**Brief:** Without the pictures, return each record as it appears.

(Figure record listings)
+===+

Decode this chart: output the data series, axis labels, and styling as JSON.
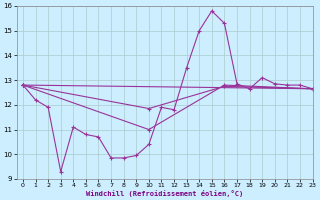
{
  "xlabel": "Windchill (Refroidissement éolien,°C)",
  "bg_color": "#cceeff",
  "line_color": "#993399",
  "grid_color": "#aacccc",
  "series1_x": [
    0,
    1,
    2,
    3,
    4,
    5,
    6,
    7,
    8,
    9,
    10,
    11,
    12,
    13,
    14,
    15,
    16,
    17,
    18,
    19,
    20,
    21,
    22,
    23
  ],
  "series1_y": [
    12.8,
    12.2,
    11.9,
    9.3,
    11.1,
    10.8,
    10.7,
    9.85,
    9.85,
    9.95,
    10.4,
    11.9,
    11.8,
    13.5,
    15.0,
    15.8,
    15.3,
    12.85,
    12.65,
    13.1,
    12.85,
    12.8,
    12.8,
    12.65
  ],
  "series2_x": [
    0,
    23
  ],
  "series2_y": [
    12.8,
    12.65
  ],
  "series3_x": [
    0,
    10,
    16,
    23
  ],
  "series3_y": [
    12.8,
    11.0,
    12.8,
    12.65
  ],
  "series4_x": [
    0,
    10,
    16,
    23
  ],
  "series4_y": [
    12.8,
    11.85,
    12.75,
    12.65
  ],
  "ylim": [
    9,
    16
  ],
  "xlim": [
    -0.5,
    23
  ],
  "yticks": [
    9,
    10,
    11,
    12,
    13,
    14,
    15,
    16
  ],
  "xticks": [
    0,
    1,
    2,
    3,
    4,
    5,
    6,
    7,
    8,
    9,
    10,
    11,
    12,
    13,
    14,
    15,
    16,
    17,
    18,
    19,
    20,
    21,
    22,
    23
  ]
}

+===+

**Complete response:**
Decode this chart: output the data series, axis labels, and styling as JSON.
{
  "xlabel": "Windchill (Refroidissement éolien,°C)",
  "bg_color": "#cceeff",
  "line_color": "#993399",
  "grid_color": "#aacccc",
  "series1_x": [
    0,
    1,
    2,
    3,
    4,
    5,
    6,
    7,
    8,
    9,
    10,
    11,
    12,
    13,
    14,
    15,
    16,
    17,
    18,
    19,
    20,
    21,
    22,
    23
  ],
  "series1_y": [
    12.8,
    12.2,
    11.9,
    9.3,
    11.1,
    10.8,
    10.7,
    9.85,
    9.85,
    9.95,
    10.4,
    11.9,
    11.8,
    13.5,
    15.0,
    15.8,
    15.3,
    12.85,
    12.65,
    13.1,
    12.85,
    12.8,
    12.8,
    12.65
  ],
  "series2_x": [
    0,
    23
  ],
  "series2_y": [
    12.8,
    12.65
  ],
  "series3_x": [
    0,
    10,
    16,
    23
  ],
  "series3_y": [
    12.8,
    11.0,
    12.8,
    12.65
  ],
  "series4_x": [
    0,
    10,
    16,
    23
  ],
  "series4_y": [
    12.8,
    11.85,
    12.75,
    12.65
  ],
  "ylim": [
    9,
    16
  ],
  "xlim": [
    -0.5,
    23
  ],
  "yticks": [
    9,
    10,
    11,
    12,
    13,
    14,
    15,
    16
  ],
  "xticks": [
    0,
    1,
    2,
    3,
    4,
    5,
    6,
    7,
    8,
    9,
    10,
    11,
    12,
    13,
    14,
    15,
    16,
    17,
    18,
    19,
    20,
    21,
    22,
    23
  ]
}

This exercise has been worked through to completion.